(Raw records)
* * *
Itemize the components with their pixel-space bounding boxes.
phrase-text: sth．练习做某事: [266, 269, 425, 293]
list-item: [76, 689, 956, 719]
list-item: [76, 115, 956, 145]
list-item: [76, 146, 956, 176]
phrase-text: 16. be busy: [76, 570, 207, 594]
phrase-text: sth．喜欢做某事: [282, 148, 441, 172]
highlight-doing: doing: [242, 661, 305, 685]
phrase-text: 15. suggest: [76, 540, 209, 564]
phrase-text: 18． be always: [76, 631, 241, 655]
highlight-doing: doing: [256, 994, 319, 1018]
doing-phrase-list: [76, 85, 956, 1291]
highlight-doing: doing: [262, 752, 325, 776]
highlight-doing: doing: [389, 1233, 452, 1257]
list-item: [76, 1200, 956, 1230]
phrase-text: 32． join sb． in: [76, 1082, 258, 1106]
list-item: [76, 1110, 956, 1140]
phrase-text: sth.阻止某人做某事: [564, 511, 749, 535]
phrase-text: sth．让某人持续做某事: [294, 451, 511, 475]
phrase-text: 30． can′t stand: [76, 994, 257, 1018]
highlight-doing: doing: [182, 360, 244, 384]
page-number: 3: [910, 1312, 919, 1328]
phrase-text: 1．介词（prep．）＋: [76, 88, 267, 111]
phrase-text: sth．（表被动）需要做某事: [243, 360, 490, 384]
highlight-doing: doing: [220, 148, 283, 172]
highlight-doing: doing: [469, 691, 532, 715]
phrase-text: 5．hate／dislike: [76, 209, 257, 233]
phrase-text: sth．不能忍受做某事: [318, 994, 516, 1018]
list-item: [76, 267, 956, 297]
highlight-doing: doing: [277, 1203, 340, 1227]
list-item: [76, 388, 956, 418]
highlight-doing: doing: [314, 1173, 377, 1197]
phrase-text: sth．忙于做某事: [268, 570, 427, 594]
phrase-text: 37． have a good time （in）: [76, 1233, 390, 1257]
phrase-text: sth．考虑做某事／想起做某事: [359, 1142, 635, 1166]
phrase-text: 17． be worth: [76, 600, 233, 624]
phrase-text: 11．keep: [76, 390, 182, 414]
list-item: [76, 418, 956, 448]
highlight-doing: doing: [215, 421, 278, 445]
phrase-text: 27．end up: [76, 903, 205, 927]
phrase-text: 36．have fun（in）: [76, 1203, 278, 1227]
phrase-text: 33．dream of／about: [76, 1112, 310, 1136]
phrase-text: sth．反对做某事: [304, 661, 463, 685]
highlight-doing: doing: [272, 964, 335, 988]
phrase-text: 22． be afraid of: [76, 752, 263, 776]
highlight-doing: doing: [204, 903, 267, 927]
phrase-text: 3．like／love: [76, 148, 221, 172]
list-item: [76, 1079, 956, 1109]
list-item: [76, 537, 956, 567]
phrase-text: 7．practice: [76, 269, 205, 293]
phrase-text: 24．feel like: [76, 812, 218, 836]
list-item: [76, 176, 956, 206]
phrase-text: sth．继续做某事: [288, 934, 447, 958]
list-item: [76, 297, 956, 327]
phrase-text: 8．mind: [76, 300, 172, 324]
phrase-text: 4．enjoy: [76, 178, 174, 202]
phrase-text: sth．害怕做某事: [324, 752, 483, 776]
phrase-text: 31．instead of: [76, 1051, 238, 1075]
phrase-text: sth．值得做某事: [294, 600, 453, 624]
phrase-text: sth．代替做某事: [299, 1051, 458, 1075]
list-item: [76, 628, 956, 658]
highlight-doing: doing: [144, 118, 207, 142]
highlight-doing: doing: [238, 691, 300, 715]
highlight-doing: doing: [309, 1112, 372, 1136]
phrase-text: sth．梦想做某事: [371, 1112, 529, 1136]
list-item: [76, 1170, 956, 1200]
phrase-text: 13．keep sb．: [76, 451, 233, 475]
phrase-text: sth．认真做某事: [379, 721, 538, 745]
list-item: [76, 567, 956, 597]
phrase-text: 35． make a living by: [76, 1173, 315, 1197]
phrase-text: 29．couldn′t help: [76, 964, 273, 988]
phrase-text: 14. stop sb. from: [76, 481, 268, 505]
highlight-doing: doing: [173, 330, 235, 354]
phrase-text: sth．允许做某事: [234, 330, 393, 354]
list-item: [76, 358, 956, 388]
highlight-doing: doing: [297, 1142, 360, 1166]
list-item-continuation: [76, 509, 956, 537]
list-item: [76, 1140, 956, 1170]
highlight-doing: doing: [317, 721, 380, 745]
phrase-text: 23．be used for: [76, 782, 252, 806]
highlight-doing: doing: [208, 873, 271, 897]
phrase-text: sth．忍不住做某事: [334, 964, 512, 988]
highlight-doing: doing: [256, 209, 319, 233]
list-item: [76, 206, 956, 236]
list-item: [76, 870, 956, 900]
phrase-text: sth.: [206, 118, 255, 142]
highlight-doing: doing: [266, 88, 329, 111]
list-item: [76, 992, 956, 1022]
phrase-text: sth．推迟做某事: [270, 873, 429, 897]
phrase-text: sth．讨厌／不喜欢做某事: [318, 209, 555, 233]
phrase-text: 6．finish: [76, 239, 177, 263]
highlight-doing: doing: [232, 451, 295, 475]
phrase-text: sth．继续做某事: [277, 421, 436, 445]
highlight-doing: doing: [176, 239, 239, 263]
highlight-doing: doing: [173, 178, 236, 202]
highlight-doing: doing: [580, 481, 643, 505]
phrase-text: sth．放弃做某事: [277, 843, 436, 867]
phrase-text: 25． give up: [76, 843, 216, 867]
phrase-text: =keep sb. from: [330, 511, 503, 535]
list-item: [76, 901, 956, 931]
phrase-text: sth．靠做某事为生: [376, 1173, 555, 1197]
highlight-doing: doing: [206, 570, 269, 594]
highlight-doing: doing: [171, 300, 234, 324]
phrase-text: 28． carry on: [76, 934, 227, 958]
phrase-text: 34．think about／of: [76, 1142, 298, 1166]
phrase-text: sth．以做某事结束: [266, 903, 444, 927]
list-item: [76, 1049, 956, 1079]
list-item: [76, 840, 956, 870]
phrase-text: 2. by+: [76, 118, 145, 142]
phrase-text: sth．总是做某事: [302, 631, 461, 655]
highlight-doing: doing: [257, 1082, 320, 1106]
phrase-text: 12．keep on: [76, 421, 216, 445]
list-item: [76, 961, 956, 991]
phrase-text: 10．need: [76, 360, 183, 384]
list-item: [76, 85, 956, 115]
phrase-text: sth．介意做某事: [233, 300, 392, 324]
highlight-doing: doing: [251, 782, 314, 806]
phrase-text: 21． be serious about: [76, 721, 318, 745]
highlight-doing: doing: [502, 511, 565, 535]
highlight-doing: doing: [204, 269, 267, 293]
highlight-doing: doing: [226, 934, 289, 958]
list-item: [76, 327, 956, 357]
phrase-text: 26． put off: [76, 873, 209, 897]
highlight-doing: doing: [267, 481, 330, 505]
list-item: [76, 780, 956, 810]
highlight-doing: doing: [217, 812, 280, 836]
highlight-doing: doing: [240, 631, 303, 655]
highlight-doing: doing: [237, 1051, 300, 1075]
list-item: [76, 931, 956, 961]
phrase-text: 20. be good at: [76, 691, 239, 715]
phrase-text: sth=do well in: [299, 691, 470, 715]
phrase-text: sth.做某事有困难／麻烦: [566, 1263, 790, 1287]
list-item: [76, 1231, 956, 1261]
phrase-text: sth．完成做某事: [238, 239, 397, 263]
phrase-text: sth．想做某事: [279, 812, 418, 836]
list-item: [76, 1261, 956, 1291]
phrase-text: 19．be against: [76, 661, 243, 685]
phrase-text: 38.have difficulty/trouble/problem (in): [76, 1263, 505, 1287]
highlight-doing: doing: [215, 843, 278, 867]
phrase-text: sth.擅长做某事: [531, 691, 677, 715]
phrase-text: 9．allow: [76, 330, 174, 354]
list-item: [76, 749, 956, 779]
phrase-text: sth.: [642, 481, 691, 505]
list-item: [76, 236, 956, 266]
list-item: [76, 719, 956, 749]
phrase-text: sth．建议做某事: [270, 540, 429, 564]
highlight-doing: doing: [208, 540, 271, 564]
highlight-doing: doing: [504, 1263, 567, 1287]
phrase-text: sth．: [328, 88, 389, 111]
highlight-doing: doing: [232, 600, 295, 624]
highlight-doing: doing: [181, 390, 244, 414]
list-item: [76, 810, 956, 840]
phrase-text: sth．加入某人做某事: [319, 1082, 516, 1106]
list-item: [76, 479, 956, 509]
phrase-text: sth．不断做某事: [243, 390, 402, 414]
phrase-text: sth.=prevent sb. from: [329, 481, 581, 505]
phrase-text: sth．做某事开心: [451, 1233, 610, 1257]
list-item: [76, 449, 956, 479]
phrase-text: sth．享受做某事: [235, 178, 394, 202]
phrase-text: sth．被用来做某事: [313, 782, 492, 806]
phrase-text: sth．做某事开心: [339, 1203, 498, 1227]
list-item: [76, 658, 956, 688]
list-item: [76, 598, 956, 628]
* * *
What needs to be done: Put everything from the start of the records down to the line containing "highlight-doing: doing: [314, 1173, 377, 1197]" into a numbered list, leaving out any blank lines.

Result below:
1. Itemize the components with their pixel-space bounding boxes.
2. phrase-text: sth．练习做某事: [266, 269, 425, 293]
3. list-item: [76, 689, 956, 719]
4. list-item: [76, 115, 956, 145]
5. list-item: [76, 146, 956, 176]
6. phrase-text: 16. be busy: [76, 570, 207, 594]
7. phrase-text: sth．喜欢做某事: [282, 148, 441, 172]
8. highlight-doing: doing: [242, 661, 305, 685]
9. phrase-text: 15. suggest: [76, 540, 209, 564]
10. phrase-text: 18． be always: [76, 631, 241, 655]
11. highlight-doing: doing: [256, 994, 319, 1018]
12. doing-phrase-list: [76, 85, 956, 1291]
13. highlight-doing: doing: [262, 752, 325, 776]
14. highlight-doing: doing: [389, 1233, 452, 1257]
15. list-item: [76, 1200, 956, 1230]
16. phrase-text: 32． join sb． in: [76, 1082, 258, 1106]
17. list-item: [76, 1110, 956, 1140]
18. phrase-text: sth.阻止某人做某事: [564, 511, 749, 535]
19. phrase-text: sth．让某人持续做某事: [294, 451, 511, 475]
20. phrase-text: 30． can′t stand: [76, 994, 257, 1018]
21. highlight-doing: doing: [182, 360, 244, 384]
22. page-number: 3: [910, 1312, 919, 1328]
23. phrase-text: 1．介词（prep．）＋: [76, 88, 267, 111]
24. phrase-text: sth．（表被动）需要做某事: [243, 360, 490, 384]
25. highlight-doing: doing: [220, 148, 283, 172]
26. highlight-doing: doing: [469, 691, 532, 715]
27. phrase-text: 5．hate／dislike: [76, 209, 257, 233]
28. phrase-text: sth．不能忍受做某事: [318, 994, 516, 1018]
29. list-item: [76, 267, 956, 297]
30. highlight-doing: doing: [277, 1203, 340, 1227]
31. list-item: [76, 388, 956, 418]
32. highlight-doing: doing: [314, 1173, 377, 1197]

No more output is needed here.